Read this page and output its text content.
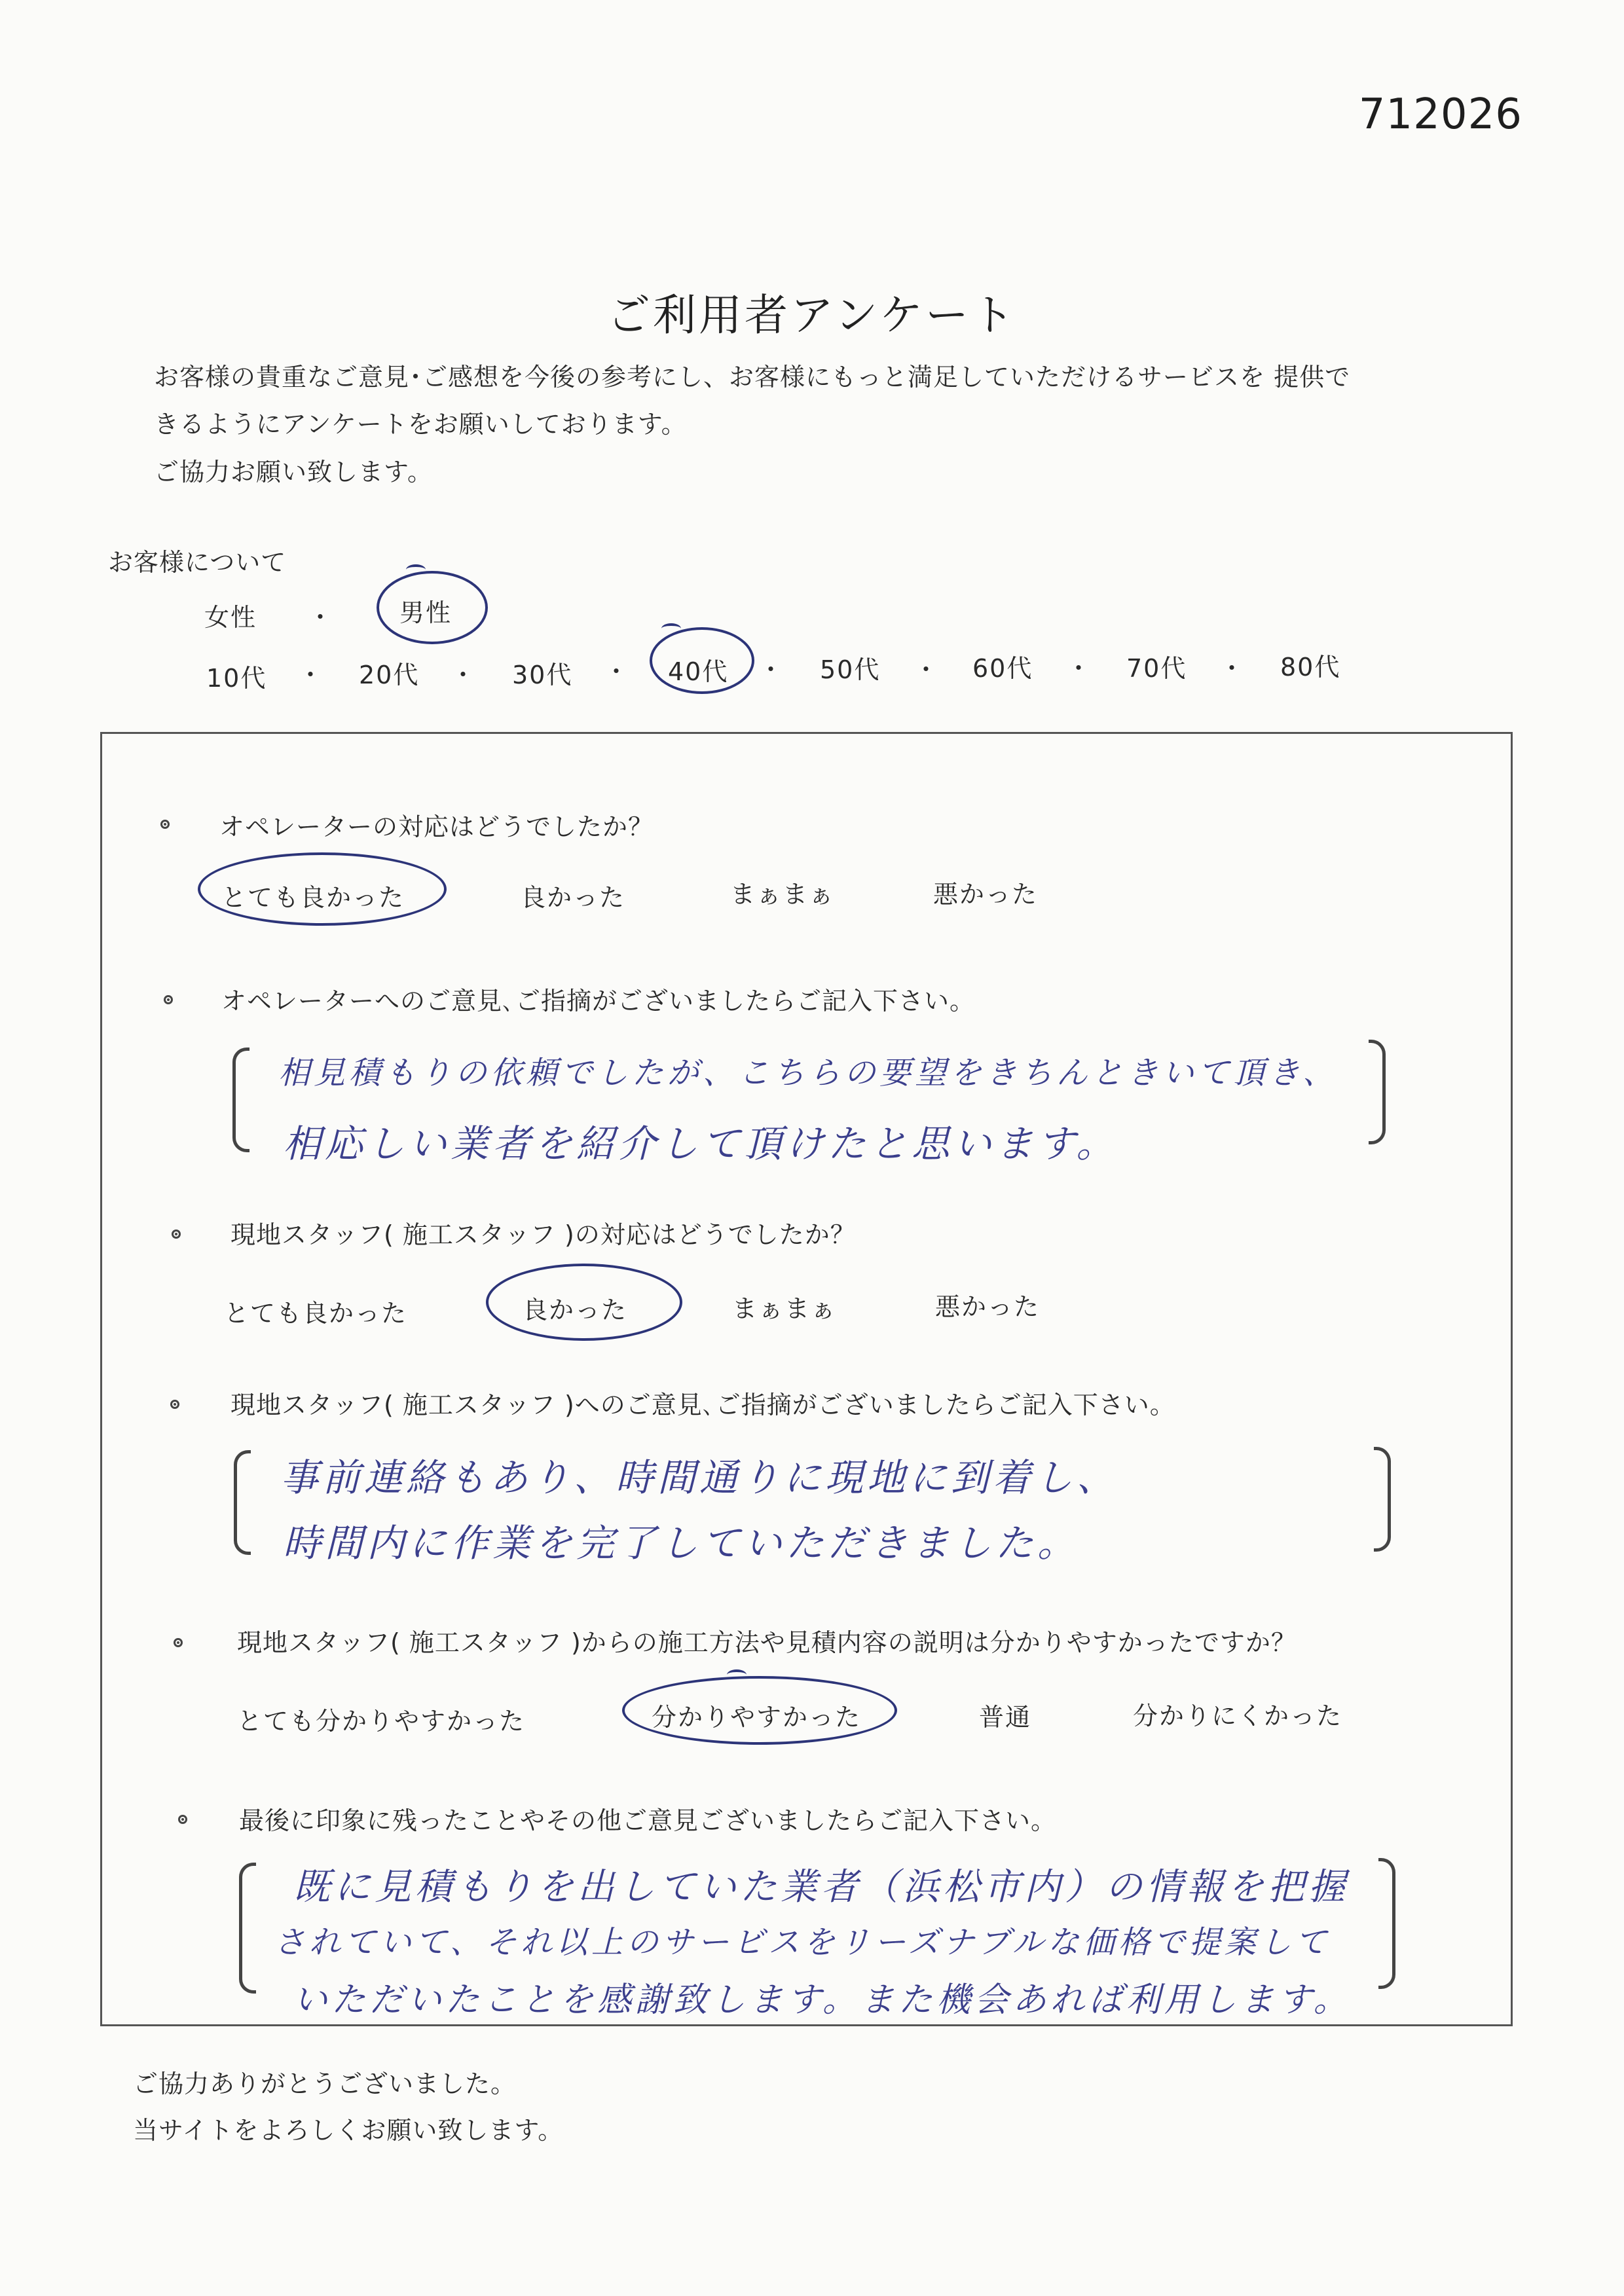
712026
ご利用者アンケート
お客様の貴重なご意見･ご感想を今後の参考にし、お客様にもっと満足していただけるサービスを 提供で
きるようにアンケートをお願いしております。
ご協力お願い致します。
お客様について
女性 ・	男性
10代 ・ 20代 ・ 30代 ・ 40代 ・ 50代 ・ 60代 ・ 70代 ・ 80代
オペレーターの対応はどうでしたか？
とても良かった	良かった	まぁまぁ	悪かった
オペレーターへのご意見､ご指摘がございましたらご記入下さい。
相見積もりの依頼でしたが、こちらの要望をきちんときいて頂き、
相応しい業者を紹介して頂けたと思います。
現地スタッフ( 施工スタッフ )の対応はどうでしたか？
とても良かった	良かった	まぁまぁ	悪かった
現地スタッフ( 施工スタッフ )へのご意見､ご指摘がございましたらご記入下さい。
事前連絡もあり、時間通りに現地に到着し、
時間内に作業を完了していただきました。
現地スタッフ( 施工スタッフ )からの施工方法や見積内容の説明は分かりやすかったですか？
とても分かりやすかった	分かりやすかった	普通	分かりにくかった
最後に印象に残ったことやその他ご意見ございましたらご記入下さい。
既に見積もりを出していた業者（浜松市内）の情報を把握
されていて、それ以上のサービスをリーズナブルな価格で提案して
いただいたことを感謝致します。また機会あれば利用します。
ご協力ありがとうございました。
当サイトをよろしくお願い致します。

□ □ □

WORK INSTRUCTIONS: All the records need to be repeated exactly, with the images dropped.

SOLUTION BELOW:
Read this page and output its text content.
712026
ご利用者アンケート
お客様の貴重なご意見･ご感想を今後の参考にし、お客様にもっと満足していただけるサービスを 提供で
きるようにアンケートをお願いしております。
ご協力お願い致します。
お客様について
女性 ・	男性
10代 ・ 20代 ・ 30代 ・ 40代 ・ 50代 ・ 60代 ・ 70代 ・ 80代
オペレーターの対応はどうでしたか？
とても良かった	良かった	まぁまぁ	悪かった
オペレーターへのご意見､ご指摘がございましたらご記入下さい。
相見積もりの依頼でしたが、こちらの要望をきちんときいて頂き、
相応しい業者を紹介して頂けたと思います。
現地スタッフ( 施工スタッフ )の対応はどうでしたか？
とても良かった	良かった	まぁまぁ	悪かった
現地スタッフ( 施工スタッフ )へのご意見､ご指摘がございましたらご記入下さい。
事前連絡もあり、時間通りに現地に到着し、
時間内に作業を完了していただきました。
現地スタッフ( 施工スタッフ )からの施工方法や見積内容の説明は分かりやすかったですか？
とても分かりやすかった	分かりやすかった	普通	分かりにくかった
最後に印象に残ったことやその他ご意見ございましたらご記入下さい。
既に見積もりを出していた業者（浜松市内）の情報を把握
されていて、それ以上のサービスをリーズナブルな価格で提案して
いただいたことを感謝致します。また機会あれば利用します。
ご協力ありがとうございました。
当サイトをよろしくお願い致します。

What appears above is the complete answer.